> **Problem requirements**: Extract all of the entries and give them again, word for word.

=== Data for processing ===

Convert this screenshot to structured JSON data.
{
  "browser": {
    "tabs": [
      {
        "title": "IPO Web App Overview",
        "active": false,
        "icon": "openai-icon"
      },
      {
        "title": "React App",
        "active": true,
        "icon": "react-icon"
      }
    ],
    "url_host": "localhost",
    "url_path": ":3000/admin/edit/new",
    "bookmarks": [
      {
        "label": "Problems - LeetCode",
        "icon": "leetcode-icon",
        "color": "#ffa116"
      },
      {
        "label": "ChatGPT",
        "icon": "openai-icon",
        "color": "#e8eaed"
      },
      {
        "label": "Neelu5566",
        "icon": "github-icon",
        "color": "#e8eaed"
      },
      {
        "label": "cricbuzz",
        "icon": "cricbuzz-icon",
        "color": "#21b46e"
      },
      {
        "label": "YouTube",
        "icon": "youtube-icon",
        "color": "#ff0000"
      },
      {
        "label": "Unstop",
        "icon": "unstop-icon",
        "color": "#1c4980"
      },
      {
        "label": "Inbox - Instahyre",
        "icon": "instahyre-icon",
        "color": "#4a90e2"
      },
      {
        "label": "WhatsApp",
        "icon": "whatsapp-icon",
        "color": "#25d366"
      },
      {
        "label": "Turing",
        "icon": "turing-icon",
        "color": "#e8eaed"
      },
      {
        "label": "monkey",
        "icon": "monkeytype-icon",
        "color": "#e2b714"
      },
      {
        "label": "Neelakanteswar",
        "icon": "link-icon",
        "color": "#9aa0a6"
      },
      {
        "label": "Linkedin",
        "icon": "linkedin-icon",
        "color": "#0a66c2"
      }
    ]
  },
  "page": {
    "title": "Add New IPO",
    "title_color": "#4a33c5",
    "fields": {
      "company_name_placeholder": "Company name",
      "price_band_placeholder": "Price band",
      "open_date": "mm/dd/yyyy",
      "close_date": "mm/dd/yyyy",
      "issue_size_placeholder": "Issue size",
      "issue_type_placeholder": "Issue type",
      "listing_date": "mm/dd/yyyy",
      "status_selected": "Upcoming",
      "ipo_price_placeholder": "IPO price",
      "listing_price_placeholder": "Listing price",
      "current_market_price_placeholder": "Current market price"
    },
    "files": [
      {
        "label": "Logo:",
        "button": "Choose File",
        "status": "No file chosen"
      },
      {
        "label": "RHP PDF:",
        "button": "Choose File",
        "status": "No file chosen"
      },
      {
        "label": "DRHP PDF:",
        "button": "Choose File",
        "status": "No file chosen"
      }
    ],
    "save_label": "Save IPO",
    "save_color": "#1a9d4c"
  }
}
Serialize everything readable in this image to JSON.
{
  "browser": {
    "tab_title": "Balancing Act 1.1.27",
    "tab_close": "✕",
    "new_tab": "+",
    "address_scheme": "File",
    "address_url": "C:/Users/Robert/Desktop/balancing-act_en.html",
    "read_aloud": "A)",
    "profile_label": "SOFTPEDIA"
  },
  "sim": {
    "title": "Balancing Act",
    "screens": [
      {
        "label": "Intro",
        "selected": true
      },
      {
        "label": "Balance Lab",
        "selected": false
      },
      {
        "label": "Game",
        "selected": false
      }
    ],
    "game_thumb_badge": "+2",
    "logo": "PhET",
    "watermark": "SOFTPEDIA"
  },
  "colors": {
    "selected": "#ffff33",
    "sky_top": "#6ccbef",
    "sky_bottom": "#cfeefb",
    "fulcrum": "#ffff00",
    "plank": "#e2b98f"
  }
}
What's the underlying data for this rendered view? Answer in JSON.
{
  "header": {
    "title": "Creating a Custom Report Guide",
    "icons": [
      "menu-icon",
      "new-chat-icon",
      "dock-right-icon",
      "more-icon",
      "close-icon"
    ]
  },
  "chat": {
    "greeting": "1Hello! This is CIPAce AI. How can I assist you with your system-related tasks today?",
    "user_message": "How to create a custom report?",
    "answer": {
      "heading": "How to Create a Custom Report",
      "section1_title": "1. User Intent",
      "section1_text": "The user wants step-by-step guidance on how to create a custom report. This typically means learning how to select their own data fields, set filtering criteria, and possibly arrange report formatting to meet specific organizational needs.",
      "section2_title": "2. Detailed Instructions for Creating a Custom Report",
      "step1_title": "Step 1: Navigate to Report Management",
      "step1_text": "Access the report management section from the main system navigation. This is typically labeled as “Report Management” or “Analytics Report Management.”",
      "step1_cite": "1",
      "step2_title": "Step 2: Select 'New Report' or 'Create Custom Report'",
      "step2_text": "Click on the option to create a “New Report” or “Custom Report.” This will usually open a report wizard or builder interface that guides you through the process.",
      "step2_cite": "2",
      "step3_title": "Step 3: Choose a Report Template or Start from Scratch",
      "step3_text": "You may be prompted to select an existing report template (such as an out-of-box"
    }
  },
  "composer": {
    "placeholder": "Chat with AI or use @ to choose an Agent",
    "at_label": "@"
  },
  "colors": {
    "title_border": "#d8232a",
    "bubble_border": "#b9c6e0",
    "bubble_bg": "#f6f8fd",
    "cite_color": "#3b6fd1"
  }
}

===

> **Reply**:
Convert this screenshot to structured JSON data.
{
  "browser": {
    "tabs": [
      {
        "title": "IPO Web App Overview",
        "active": false,
        "icon": "openai-icon"
      },
      {
        "title": "React App",
        "active": true,
        "icon": "react-icon"
      }
    ],
    "url_host": "localhost",
    "url_path": ":3000/admin/edit/new",
    "bookmarks": [
      {
        "label": "Problems - LeetCode",
        "icon": "leetcode-icon",
        "color": "#ffa116"
      },
      {
        "label": "ChatGPT",
        "icon": "openai-icon",
        "color": "#e8eaed"
      },
      {
        "label": "Neelu5566",
        "icon": "github-icon",
        "color": "#e8eaed"
      },
      {
        "label": "cricbuzz",
        "icon": "cricbuzz-icon",
        "color": "#21b46e"
      },
      {
        "label": "YouTube",
        "icon": "youtube-icon",
        "color": "#ff0000"
      },
      {
        "label": "Unstop",
        "icon": "unstop-icon",
        "color": "#1c4980"
      },
      {
        "label": "Inbox - Instahyre",
        "icon": "instahyre-icon",
        "color": "#4a90e2"
      },
      {
        "label": "WhatsApp",
        "icon": "whatsapp-icon",
        "color": "#25d366"
      },
      {
        "label": "Turing",
        "icon": "turing-icon",
        "color": "#e8eaed"
      },
      {
        "label": "monkey",
        "icon": "monkeytype-icon",
        "color": "#e2b714"
      },
      {
        "label": "Neelakanteswar",
        "icon": "link-icon",
        "color": "#9aa0a6"
      },
      {
        "label": "Linkedin",
        "icon": "linkedin-icon",
        "color": "#0a66c2"
      }
    ]
  },
  "page": {
    "title": "Add New IPO",
    "title_color": "#4a33c5",
    "fields": {
      "company_name_placeholder": "Company name",
      "price_band_placeholder": "Price band",
      "open_date": "mm/dd/yyyy",
      "close_date": "mm/dd/yyyy",
      "issue_size_placeholder": "Issue size",
      "issue_type_placeholder": "Issue type",
      "listing_date": "mm/dd/yyyy",
      "status_selected": "Upcoming",
      "ipo_price_placeholder": "IPO price",
      "listing_price_placeholder": "Listing price",
      "current_market_price_placeholder": "Current market price"
    },
    "files": [
      {
        "label": "Logo:",
        "button": "Choose File",
        "status": "No file chosen"
      },
      {
        "label": "RHP PDF:",
        "button": "Choose File",
        "status": "No file chosen"
      },
      {
        "label": "DRHP PDF:",
        "button": "Choose File",
        "status": "No file chosen"
      }
    ],
    "save_label": "Save IPO",
    "save_color": "#1a9d4c"
  }
}
Serialize everything readable in this image to JSON.
{
  "browser": {
    "tab_title": "Balancing Act 1.1.27",
    "tab_close": "✕",
    "new_tab": "+",
    "address_scheme": "File",
    "address_url": "C:/Users/Robert/Desktop/balancing-act_en.html",
    "read_aloud": "A)",
    "profile_label": "SOFTPEDIA"
  },
  "sim": {
    "title": "Balancing Act",
    "screens": [
      {
        "label": "Intro",
        "selected": true
      },
      {
        "label": "Balance Lab",
        "selected": false
      },
      {
        "label": "Game",
        "selected": false
      }
    ],
    "game_thumb_badge": "+2",
    "logo": "PhET",
    "watermark": "SOFTPEDIA"
  },
  "colors": {
    "selected": "#ffff33",
    "sky_top": "#6ccbef",
    "sky_bottom": "#cfeefb",
    "fulcrum": "#ffff00",
    "plank": "#e2b98f"
  }
}
What's the underlying data for this rendered view? Answer in JSON.
{
  "header": {
    "title": "Creating a Custom Report Guide",
    "icons": [
      "menu-icon",
      "new-chat-icon",
      "dock-right-icon",
      "more-icon",
      "close-icon"
    ]
  },
  "chat": {
    "greeting": "1Hello! This is CIPAce AI. How can I assist you with your system-related tasks today?",
    "user_message": "How to create a custom report?",
    "answer": {
      "heading": "How to Create a Custom Report",
      "section1_title": "1. User Intent",
      "section1_text": "The user wants step-by-step guidance on how to create a custom report. This typically means learning how to select their own data fields, set filtering criteria, and possibly arrange report formatting to meet specific organizational needs.",
      "section2_title": "2. Detailed Instructions for Creating a Custom Report",
      "step1_title": "Step 1: Navigate to Report Management",
      "step1_text": "Access the report management section from the main system navigation. This is typically labeled as “Report Management” or “Analytics Report Management.”",
      "step1_cite": "1",
      "step2_title": "Step 2: Select 'New Report' or 'Create Custom Report'",
      "step2_text": "Click on the option to create a “New Report” or “Custom Report.” This will usually open a report wizard or builder interface that guides you through the process.",
      "step2_cite": "2",
      "step3_title": "Step 3: Choose a Report Template or Start from Scratch",
      "step3_text": "You may be prompted to select an existing report template (such as an out-of-box"
    }
  },
  "composer": {
    "placeholder": "Chat with AI or use @ to choose an Agent",
    "at_label": "@"
  },
  "colors": {
    "title_border": "#d8232a",
    "bubble_border": "#b9c6e0",
    "bubble_bg": "#f6f8fd",
    "cite_color": "#3b6fd1"
  }
}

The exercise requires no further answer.